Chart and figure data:
- - - - - - -

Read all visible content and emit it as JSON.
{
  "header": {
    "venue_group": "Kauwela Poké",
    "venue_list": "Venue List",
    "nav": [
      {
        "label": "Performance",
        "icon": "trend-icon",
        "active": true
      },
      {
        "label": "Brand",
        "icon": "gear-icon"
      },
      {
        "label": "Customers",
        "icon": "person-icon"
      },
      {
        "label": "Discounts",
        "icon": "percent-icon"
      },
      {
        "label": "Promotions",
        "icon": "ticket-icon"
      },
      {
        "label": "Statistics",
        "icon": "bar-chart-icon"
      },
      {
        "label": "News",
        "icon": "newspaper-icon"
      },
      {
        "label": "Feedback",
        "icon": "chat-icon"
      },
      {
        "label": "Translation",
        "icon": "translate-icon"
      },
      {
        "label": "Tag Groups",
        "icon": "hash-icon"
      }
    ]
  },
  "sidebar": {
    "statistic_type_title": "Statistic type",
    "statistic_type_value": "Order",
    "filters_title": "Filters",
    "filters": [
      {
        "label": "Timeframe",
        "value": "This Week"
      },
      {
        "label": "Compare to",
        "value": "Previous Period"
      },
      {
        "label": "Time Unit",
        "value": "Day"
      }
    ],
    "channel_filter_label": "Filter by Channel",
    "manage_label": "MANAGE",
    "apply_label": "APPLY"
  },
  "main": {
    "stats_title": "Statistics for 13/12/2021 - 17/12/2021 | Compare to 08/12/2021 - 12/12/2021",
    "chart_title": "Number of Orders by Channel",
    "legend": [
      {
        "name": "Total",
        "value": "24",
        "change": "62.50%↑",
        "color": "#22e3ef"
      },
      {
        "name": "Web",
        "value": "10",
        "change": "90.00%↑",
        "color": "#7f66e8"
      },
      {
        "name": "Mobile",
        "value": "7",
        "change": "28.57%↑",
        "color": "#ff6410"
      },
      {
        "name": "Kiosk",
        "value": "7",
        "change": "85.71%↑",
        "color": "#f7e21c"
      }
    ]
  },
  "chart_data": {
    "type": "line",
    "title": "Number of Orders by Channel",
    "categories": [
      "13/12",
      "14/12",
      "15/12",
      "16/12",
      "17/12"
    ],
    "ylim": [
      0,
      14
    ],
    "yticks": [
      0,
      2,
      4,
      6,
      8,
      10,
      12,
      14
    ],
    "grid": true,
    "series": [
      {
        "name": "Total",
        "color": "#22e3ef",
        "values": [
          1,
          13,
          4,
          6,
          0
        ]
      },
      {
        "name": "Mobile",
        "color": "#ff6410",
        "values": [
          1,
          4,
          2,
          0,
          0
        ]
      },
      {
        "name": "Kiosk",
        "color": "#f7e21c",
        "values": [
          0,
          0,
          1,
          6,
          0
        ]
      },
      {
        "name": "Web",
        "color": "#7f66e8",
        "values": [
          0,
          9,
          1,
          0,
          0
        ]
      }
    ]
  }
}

- - - - - - -

What you are asked to do: Extract the whole listing, character for character.

Complete output:
Read all visible content and emit it as JSON.
{
  "header": {
    "venue_group": "Kauwela Poké",
    "venue_list": "Venue List",
    "nav": [
      {
        "label": "Performance",
        "icon": "trend-icon",
        "active": true
      },
      {
        "label": "Brand",
        "icon": "gear-icon"
      },
      {
        "label": "Customers",
        "icon": "person-icon"
      },
      {
        "label": "Discounts",
        "icon": "percent-icon"
      },
      {
        "label": "Promotions",
        "icon": "ticket-icon"
      },
      {
        "label": "Statistics",
        "icon": "bar-chart-icon"
      },
      {
        "label": "News",
        "icon": "newspaper-icon"
      },
      {
        "label": "Feedback",
        "icon": "chat-icon"
      },
      {
        "label": "Translation",
        "icon": "translate-icon"
      },
      {
        "label": "Tag Groups",
        "icon": "hash-icon"
      }
    ]
  },
  "sidebar": {
    "statistic_type_title": "Statistic type",
    "statistic_type_value": "Order",
    "filters_title": "Filters",
    "filters": [
      {
        "label": "Timeframe",
        "value": "This Week"
      },
      {
        "label": "Compare to",
        "value": "Previous Period"
      },
      {
        "label": "Time Unit",
        "value": "Day"
      }
    ],
    "channel_filter_label": "Filter by Channel",
    "manage_label": "MANAGE",
    "apply_label": "APPLY"
  },
  "main": {
    "stats_title": "Statistics for 13/12/2021 - 17/12/2021 | Compare to 08/12/2021 - 12/12/2021",
    "chart_title": "Number of Orders by Channel",
    "legend": [
      {
        "name": "Total",
        "value": "24",
        "change": "62.50%↑",
        "color": "#22e3ef"
      },
      {
        "name": "Web",
        "value": "10",
        "change": "90.00%↑",
        "color": "#7f66e8"
      },
      {
        "name": "Mobile",
        "value": "7",
        "change": "28.57%↑",
        "color": "#ff6410"
      },
      {
        "name": "Kiosk",
        "value": "7",
        "change": "85.71%↑",
        "color": "#f7e21c"
      }
    ]
  },
  "chart_data": {
    "type": "line",
    "title": "Number of Orders by Channel",
    "categories": [
      "13/12",
      "14/12",
      "15/12",
      "16/12",
      "17/12"
    ],
    "ylim": [
      0,
      14
    ],
    "yticks": [
      0,
      2,
      4,
      6,
      8,
      10,
      12,
      14
    ],
    "grid": true,
    "series": [
      {
        "name": "Total",
        "color": "#22e3ef",
        "values": [
          1,
          13,
          4,
          6,
          0
        ]
      },
      {
        "name": "Mobile",
        "color": "#ff6410",
        "values": [
          1,
          4,
          2,
          0,
          0
        ]
      },
      {
        "name": "Kiosk",
        "color": "#f7e21c",
        "values": [
          0,
          0,
          1,
          6,
          0
        ]
      },
      {
        "name": "Web",
        "color": "#7f66e8",
        "values": [
          0,
          9,
          1,
          0,
          0
        ]
      }
    ]
  }
}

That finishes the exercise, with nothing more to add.